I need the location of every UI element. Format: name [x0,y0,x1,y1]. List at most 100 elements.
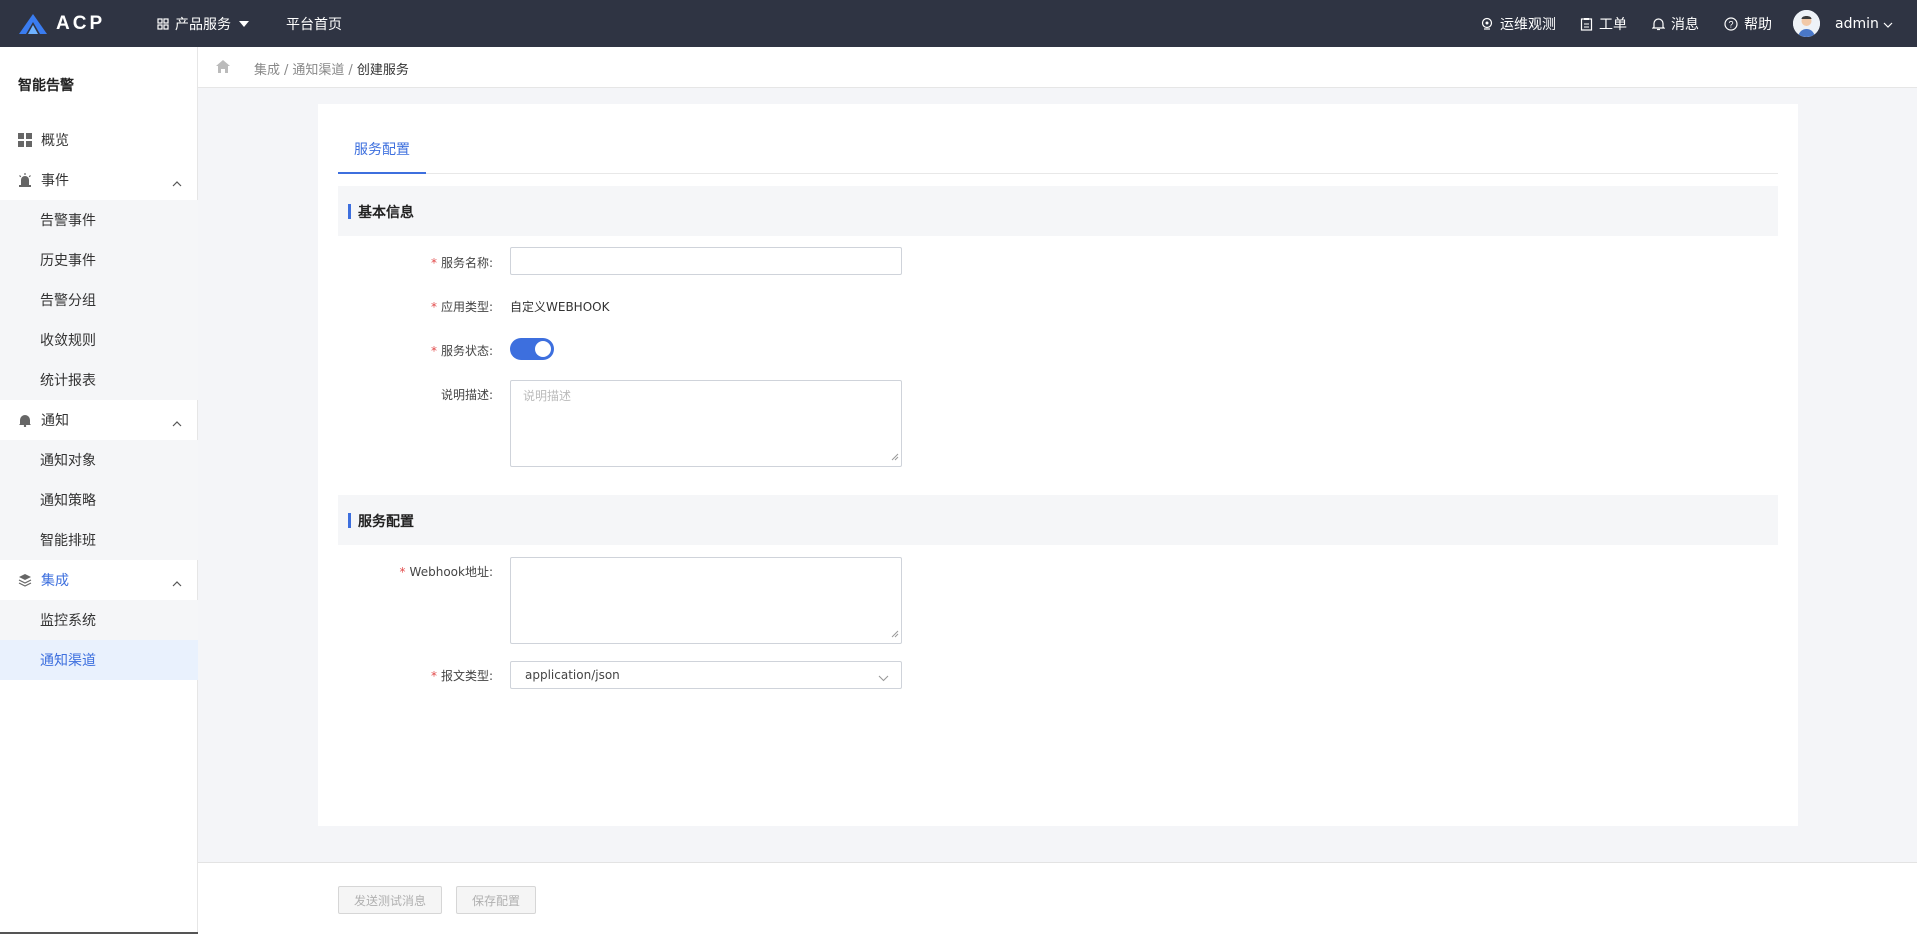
section-title: 基本信息 [358,205,414,221]
section-title: 服务配置 [358,514,414,530]
sidebar-item-reports[interactable]: 统计报表 [0,360,198,400]
required-mark: * [430,300,437,314]
sidebar-item-notify-channels[interactable]: 通知渠道 [0,640,198,680]
ops-icon [1480,17,1494,31]
sidebar-item-label: 通知渠道 [40,653,96,669]
sidebar-group-integration[interactable]: 集成 [0,560,198,600]
section-accent-bar [348,513,351,528]
svg-text:?: ? [1728,19,1733,29]
toggle-knob [535,341,551,357]
sidebar-item-notify-policy[interactable]: 通知策略 [0,480,198,520]
logo-icon [19,14,47,34]
sidebar-item-label: 告警事件 [40,213,96,229]
ops-observe-link[interactable]: 运维观测 [1480,0,1556,47]
sidebar-group-notify[interactable]: 通知 [0,400,198,440]
description-label: 说明描述: [440,388,493,402]
webhook-label: * Webhook地址: [400,563,493,580]
user-name: admin [1835,15,1879,32]
avatar[interactable] [1793,10,1820,37]
tab-service-config[interactable]: 服务配置 [338,126,426,174]
tickets-link[interactable]: 工单 [1580,0,1627,47]
required-mark: * [399,565,406,579]
resize-handle-icon[interactable] [891,627,899,641]
top-navbar: ACP 产品服务 平台首页 运维观测 工单 消息 ? 帮助 admin [0,0,1917,47]
msgtype-select[interactable]: application/json [510,661,902,689]
sidebar-item-label: 收敛规则 [40,333,96,349]
msgtype-selected-value: application/json [525,668,620,682]
logo[interactable]: ACP [18,10,105,38]
save-config-button[interactable]: 保存配置 [456,886,536,914]
label-text: Webhook地址: [409,565,493,579]
caret-down-icon [239,20,249,27]
description-textarea[interactable]: 说明描述 [510,380,902,467]
label-text: 应用类型: [440,300,493,314]
webhook-textarea[interactable] [510,557,902,644]
messages-link[interactable]: 消息 [1652,0,1699,47]
breadcrumb: 集成 / 通知渠道 / 创建服务 [254,63,409,78]
home-icon[interactable] [216,60,230,77]
app-type-label: * 应用类型: [431,298,493,315]
chevron-down-icon [1883,16,1893,32]
description-placeholder: 说明描述 [523,389,572,403]
sidebar-item-label: 统计报表 [40,373,96,389]
service-status-toggle[interactable] [510,338,554,360]
sidebar-item-alert-groups[interactable]: 告警分组 [0,280,198,320]
sidebar-item-history-events[interactable]: 历史事件 [0,240,198,280]
tickets-label: 工单 [1599,16,1627,33]
sidebar-group-label: 事件 [41,173,69,189]
sidebar-item-label: 告警分组 [40,293,96,309]
service-status-label: * 服务状态: [431,342,493,359]
help-icon: ? [1724,16,1738,31]
label-text: 服务状态: [440,344,493,358]
chevron-up-icon [172,575,182,591]
label-text: 报文类型: [440,669,493,683]
sidebar-item-alert-events[interactable]: 告警事件 [0,200,198,240]
service-name-input[interactable] [510,247,902,275]
section-service-config: 服务配置 [338,495,1778,545]
platform-home-link[interactable]: 平台首页 [286,0,342,47]
alarm-icon [18,173,32,187]
sidebar-item-monitoring-systems[interactable]: 监控系统 [0,600,198,640]
products-menu-label: 产品服务 [175,16,231,33]
form-card: 服务配置 基本信息 * 服务名称: * 应用类型: 自定义WEBHOOK * 服务状态… [318,104,1798,826]
bell-icon [18,413,32,427]
chevron-up-icon [172,175,182,191]
required-mark: * [430,669,437,683]
sidebar-item-label: 监控系统 [40,613,96,629]
send-test-message-button[interactable]: 发送测试消息 [338,886,442,914]
sidebar-title: 智能告警 [18,78,74,94]
platform-home-label: 平台首页 [286,16,342,33]
logo-text: ACP [56,13,106,34]
section-accent-bar [348,204,351,219]
required-mark: * [430,344,437,358]
sidebar-item-overview[interactable]: 概览 [0,120,198,160]
chevron-down-icon [878,671,889,685]
msgtype-label: * 报文类型: [431,667,493,684]
help-link[interactable]: ? 帮助 [1724,0,1772,47]
layers-icon [18,573,32,587]
clipboard-icon [1580,17,1593,31]
user-menu[interactable]: admin [1835,0,1893,47]
sidebar-item-label: 通知对象 [40,453,96,469]
breadcrumb-item[interactable]: 集成 [254,63,280,78]
chevron-up-icon [172,415,182,431]
breadcrumb-item[interactable]: 通知渠道 [292,63,344,78]
sidebar-group-label: 集成 [41,573,69,589]
tab-bar: 服务配置 [338,126,1778,174]
sidebar-group-label: 通知 [41,413,69,429]
sidebar-item-notify-targets[interactable]: 通知对象 [0,440,198,480]
sidebar-item-convergence-rules[interactable]: 收敛规则 [0,320,198,360]
footer-actions: 发送测试消息 保存配置 [198,862,1917,934]
bell-icon [1652,17,1665,31]
messages-label: 消息 [1671,16,1699,33]
grid-icon [157,17,169,30]
sidebar-item-label: 通知策略 [40,493,96,509]
required-mark: * [430,256,437,270]
products-menu[interactable]: 产品服务 [157,0,249,47]
sidebar-item-label: 智能排班 [40,533,96,549]
section-basic-info: 基本信息 [338,186,1778,236]
sidebar-item-smart-schedule[interactable]: 智能排班 [0,520,198,560]
resize-handle-icon[interactable] [891,450,899,464]
sidebar-group-events[interactable]: 事件 [0,160,198,200]
label-text: 服务名称: [440,256,493,270]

──────────

* _Prompt_:
Format every line above as a JSON list of strings, one string per line, with blank lines left out. Don't include the pictures.

* _Response to the exercise_:
[
  "I need the location of every UI element. Format: name [x0,y0,x1,y1]. List at most 100 elements.",
  "section-title: 基本信息 [358,205,414,221]",
  "section-title: 服务配置 [358,514,414,530]",
  "sidebar-item-reports[interactable]: 统计报表 [0,360,198,400]",
  "required-mark: * [430,300,437,314]",
  "sidebar-item-notify-channels[interactable]: 通知渠道 [0,640,198,680]",
  "ops-icon [1480,17,1494,31]",
  "sidebar-item-label: 通知渠道 [40,653,96,669]",
  "sidebar-group-integration[interactable]: 集成 [0,560,198,600]",
  "section-accent-bar [348,513,351,528]",
  "svg-text:?: ? [1728,19,1733,29]",
  "toggle-knob [535,341,551,357]",
  "sidebar-item-notify-policy[interactable]: 通知策略 [0,480,198,520]",
  "logo-icon [19,14,47,34]",
  "sidebar-item-label: 告警事件 [40,213,96,229]",
  "ops-observe-link[interactable]: 运维观测 [1480,0,1556,47]",
  "sidebar-group-notify[interactable]: 通知 [0,400,198,440]",
  "description-label: 说明描述: [440,388,493,402]",
  "webhook-label: * Webhook地址: [400,563,493,580]",
  "user-name: admin [1835,15,1879,32]",
  "avatar[interactable] [1793,10,1820,37]",
  "tab-service-config[interactable]: 服务配置 [338,126,426,174]",
  "tickets-link[interactable]: 工单 [1580,0,1627,47]",
  "required-mark: * [399,565,406,579]",
  "resize-handle-icon[interactable] [891,627,899,641]",
  "top-navbar: ACP 产品服务 平台首页 运维观测 工单 消息 ? 帮助 admin [0,0,1917,47]",
  "msgtype-select[interactable]: application/json [510,661,902,689]",
  "sidebar-item-label: 收敛规则 [40,333,96,349]",
  "msgtype-selected-value: application/json [525,668,620,682]",
  "logo[interactable]: ACP [18,10,105,38]",
  "save-config-button[interactable]: 保存配置 [456,886,536,914]",
  "label-text: Webhook地址: [409,565,493,579]",
  "caret-down-icon [239,20,249,27]",
  "description-textarea[interactable]: 说明描述 [510,380,902,467]",
  "label-text: 应用类型: [440,300,493,314]",
  "webhook-textarea[interactable] [510,557,902,644]",
  "messages-link[interactable]: 消息 [1652,0,1699,47]",
  "breadcrumb: 集成 / 通知渠道 / 创建服务 [254,63,409,78]",
  "home-icon[interactable] [216,60,230,77]",
  "app-type-label: * 应用类型: [431,298,493,315]",
  "chevron-down-icon [1883,16,1893,32]",
  "description-placeholder: 说明描述 [523,389,572,403]",
  "sidebar-item-label: 统计报表 [40,373,96,389]",
  "service-status-toggle[interactable] [510,338,554,360]",
  "sidebar-item-alert-groups[interactable]: 告警分组 [0,280,198,320]",
  "sidebar-item-history-events[interactable]: 历史事件 [0,240,198,280]",
  "tickets-label: 工单 [1599,16,1627,33]",
  "sidebar-group-label: 事件 [41,173,69,189]",
  "sidebar-item-label: 告警分组 [40,293,96,309]",
  "service-status-label: * 服务状态: [431,342,493,359]",
  "help-icon: ? [1724,16,1738,31]",
  "label-text: 服务状态: [440,344,493,358]",
  "chevron-up-icon [172,575,182,591]",
  "label-text: 报文类型: [440,669,493,683]",
  "sidebar-item-alert-events[interactable]: 告警事件 [0,200,198,240]",
  "service-name-input[interactable] [510,247,902,275]",
  "section-service-config: 服务配置 [338,495,1778,545]",
  "platform-home-link[interactable]: 平台首页 [286,0,342,47]",
  "alarm-icon [18,173,32,187]",
  "sidebar-item-monitoring-systems[interactable]: 监控系统 [0,600,198,640]",
  "products-menu-label: 产品服务 [175,16,231,33]",
  "form-card: 服务配置 基本信息 * 服务名称: * 应用类型: 自定义WEBHOOK * 服务状态… [318,104,1798,826]",
  "bell-icon [18,413,32,427]",
  "chevron-up-icon [172,175,182,191]",
  "required-mark: * [430,669,437,683]",
  "sidebar-item-label: 监控系统 [40,613,96,629]",
  "send-test-message-button[interactable]: 发送测试消息 [338,886,442,914]",
  "sidebar-title: 智能告警 [18,78,74,94]",
  "platform-home-label: 平台首页 [286,16,342,33]",
  "logo-text: ACP [56,13,106,34]",
  "section-accent-bar [348,204,351,219]",
  "required-mark: * [430,344,437,358]",
  "sidebar-item-overview[interactable]: 概览 [0,120,198,160]",
  "chevron-down-icon [878,671,889,685]",
  "msgtype-label: * 报文类型: [431,667,493,684]",
  "help-link[interactable]: ? 帮助 [1724,0,1772,47]",
  "layers-icon [18,573,32,587]",
  "clipboard-icon [1580,17,1593,31]",
  "user-menu[interactable]: admin [1835,0,1893,47]",
  "sidebar-item-label: 通知对象 [40,453,96,469]",
  "breadcrumb-item[interactable]: 集成 [254,63,280,78]",
  "chevron-up-icon [172,415,182,431]",
  "breadcrumb-item[interactable]: 通知渠道 [292,63,344,78]",
  "sidebar-group-label: 集成 [41,573,69,589]",
  "tab-bar: 服务配置 [338,126,1778,174]",
  "sidebar-group-label: 通知 [41,413,69,429]",
  "sidebar-item-notify-targets[interactable]: 通知对象 [0,440,198,480]",
  "sidebar-item-convergence-rules[interactable]: 收敛规则 [0,320,198,360]",
  "footer-actions: 发送测试消息 保存配置 [198,862,1917,934]",
  "bell-icon [1652,17,1665,31]",
  "messages-label: 消息 [1671,16,1699,33]",
  "grid-icon [157,17,169,30]",
  "sidebar-item-label: 通知策略 [40,493,96,509]",
  "required-mark: * [430,256,437,270]",
  "products-menu[interactable]: 产品服务 [157,0,249,47]",
  "sidebar-item-label: 智能排班 [40,533,96,549]",
  "section-basic-info: 基本信息 [338,186,1778,236]",
  "sidebar-item-smart-schedule[interactable]: 智能排班 [0,520,198,560]",
  "resize-handle-icon[interactable] [891,450,899,464]",
  "sidebar-group-events[interactable]: 事件 [0,160,198,200]",
  "label-text: 服务名称: [440,256,493,270]"
]